--- start AVAILABLE RECORDS ---

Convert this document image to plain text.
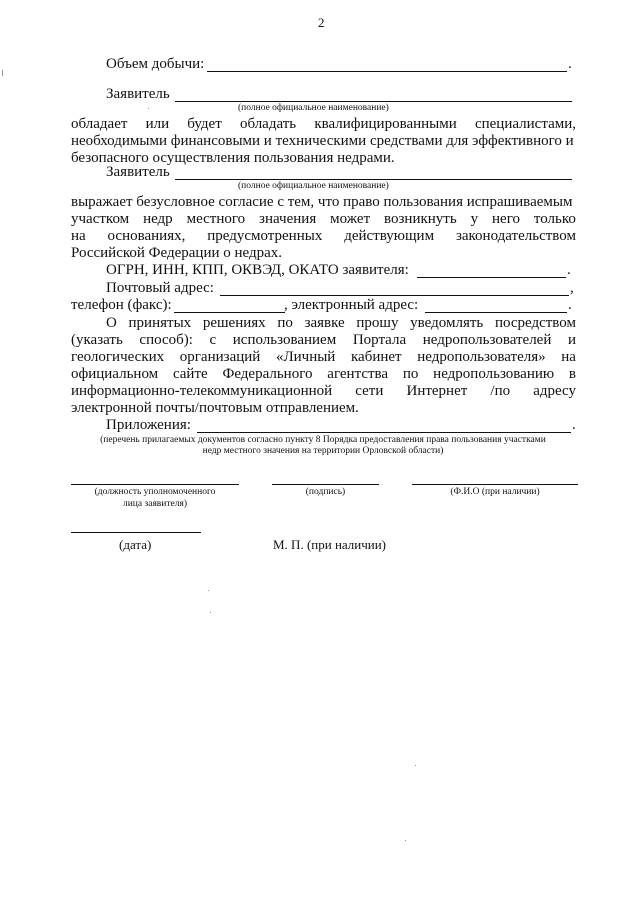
2
Объем добычи:	.
Заявитель
(полное официальное наименование)
обладает или будет обладать квалифицированными специалистами,
необходимыми финансовыми и техническими средствами для эффективного и
безопасного осуществления пользования недрами.
Заявитель
(полное официальное наименование)
выражает безусловное согласие с тем, что право пользования испрашиваемым
участком недр местного значения может возникнуть у него только
на основаниях, предусмотренных действующим законодательством
Российской Федерации о недрах.
ОГРН, ИНН, КПП, ОКВЭД, ОКАТО заявителя:	.
Почтовый адрес:	,
телефон (факс):	, электронный адрес:	.
О принятых решениях по заявке прошу уведомлять посредством
(указать способ): с использованием Портала недропользователей и
геологических организаций «Личный кабинет недропользователя» на
официальном сайте Федерального агентства по недропользованию в
информационно-телекоммуникационной сети Интернет /по адресу
электронной почты/почтовым отправлением.
Приложения:	.
(перечень прилагаемых документов согласно пункту 8 Порядка предоставления права пользования участками
недр местного значения на территории Орловской области)
(должность уполномоченного
лица заявителя)
(подпись)	(Ф.И.О (при наличии)
(дата)	М. П. (при наличии)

--- end AVAILABLE RECORDS ---

REQUIRED WORK: Make an exact copy of all entries above, dropping the images.

SOLUTION TO THIS EXERCISE:
Convert this document image to plain text.
2
Объем добычи:	.
Заявитель
(полное официальное наименование)
обладает или будет обладать квалифицированными специалистами,
необходимыми финансовыми и техническими средствами для эффективного и
безопасного осуществления пользования недрами.
Заявитель
(полное официальное наименование)
выражает безусловное согласие с тем, что право пользования испрашиваемым
участком недр местного значения может возникнуть у него только
на основаниях, предусмотренных действующим законодательством
Российской Федерации о недрах.
ОГРН, ИНН, КПП, ОКВЭД, ОКАТО заявителя:	.
Почтовый адрес:	,
телефон (факс):	, электронный адрес:	.
О принятых решениях по заявке прошу уведомлять посредством
(указать способ): с использованием Портала недропользователей и
геологических организаций «Личный кабинет недропользователя» на
официальном сайте Федерального агентства по недропользованию в
информационно-телекоммуникационной сети Интернет /по адресу
электронной почты/почтовым отправлением.
Приложения:	.
(перечень прилагаемых документов согласно пункту 8 Порядка предоставления права пользования участками
недр местного значения на территории Орловской области)
(должность уполномоченного
лица заявителя)
(подпись)	(Ф.И.О (при наличии)
(дата)	М. П. (при наличии)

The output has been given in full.